Aim
Return all entries word for word, but drop any images.

[Dataset records]
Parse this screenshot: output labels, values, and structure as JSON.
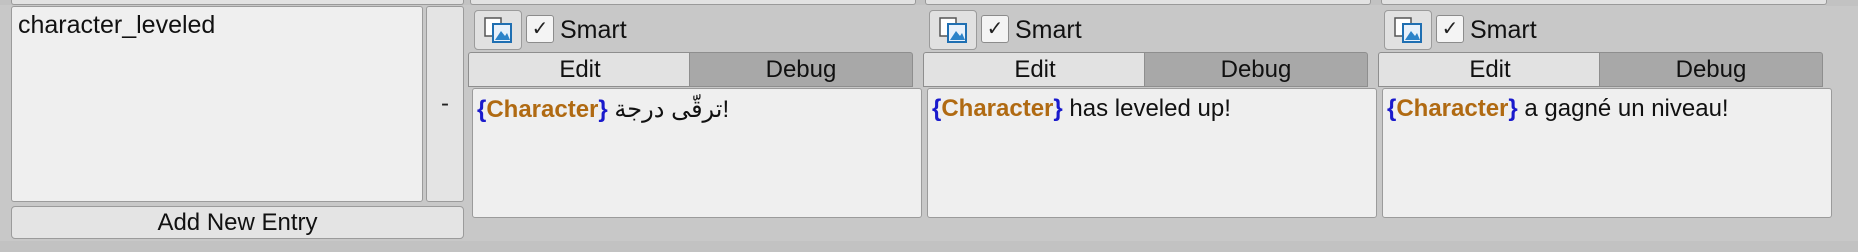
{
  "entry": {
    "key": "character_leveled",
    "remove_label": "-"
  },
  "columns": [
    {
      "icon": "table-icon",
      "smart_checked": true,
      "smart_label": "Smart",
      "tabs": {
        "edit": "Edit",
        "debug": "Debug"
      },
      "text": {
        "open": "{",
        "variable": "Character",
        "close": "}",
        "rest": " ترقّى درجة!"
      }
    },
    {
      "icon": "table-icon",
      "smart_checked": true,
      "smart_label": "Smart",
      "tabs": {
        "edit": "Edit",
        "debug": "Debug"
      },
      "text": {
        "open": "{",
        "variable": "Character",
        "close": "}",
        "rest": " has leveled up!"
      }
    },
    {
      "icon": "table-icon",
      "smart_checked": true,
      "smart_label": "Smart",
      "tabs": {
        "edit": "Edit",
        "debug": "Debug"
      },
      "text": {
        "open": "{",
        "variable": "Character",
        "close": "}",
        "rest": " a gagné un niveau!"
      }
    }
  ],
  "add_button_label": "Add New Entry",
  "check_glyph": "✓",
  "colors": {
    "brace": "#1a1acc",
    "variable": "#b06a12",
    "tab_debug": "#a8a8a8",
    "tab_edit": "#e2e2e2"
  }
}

Response to the exercise
Parse this screenshot: output labels, values, and structure as JSON.
{
  "entry": {
    "key": "character_leveled",
    "remove_label": "-"
  },
  "columns": [
    {
      "icon": "table-icon",
      "smart_checked": true,
      "smart_label": "Smart",
      "tabs": {
        "edit": "Edit",
        "debug": "Debug"
      },
      "text": {
        "open": "{",
        "variable": "Character",
        "close": "}",
        "rest": " ترقّى درجة!"
      }
    },
    {
      "icon": "table-icon",
      "smart_checked": true,
      "smart_label": "Smart",
      "tabs": {
        "edit": "Edit",
        "debug": "Debug"
      },
      "text": {
        "open": "{",
        "variable": "Character",
        "close": "}",
        "rest": " has leveled up!"
      }
    },
    {
      "icon": "table-icon",
      "smart_checked": true,
      "smart_label": "Smart",
      "tabs": {
        "edit": "Edit",
        "debug": "Debug"
      },
      "text": {
        "open": "{",
        "variable": "Character",
        "close": "}",
        "rest": " a gagné un niveau!"
      }
    }
  ],
  "add_button_label": "Add New Entry",
  "check_glyph": "✓",
  "colors": {
    "brace": "#1a1acc",
    "variable": "#b06a12",
    "tab_debug": "#a8a8a8",
    "tab_edit": "#e2e2e2"
  }
}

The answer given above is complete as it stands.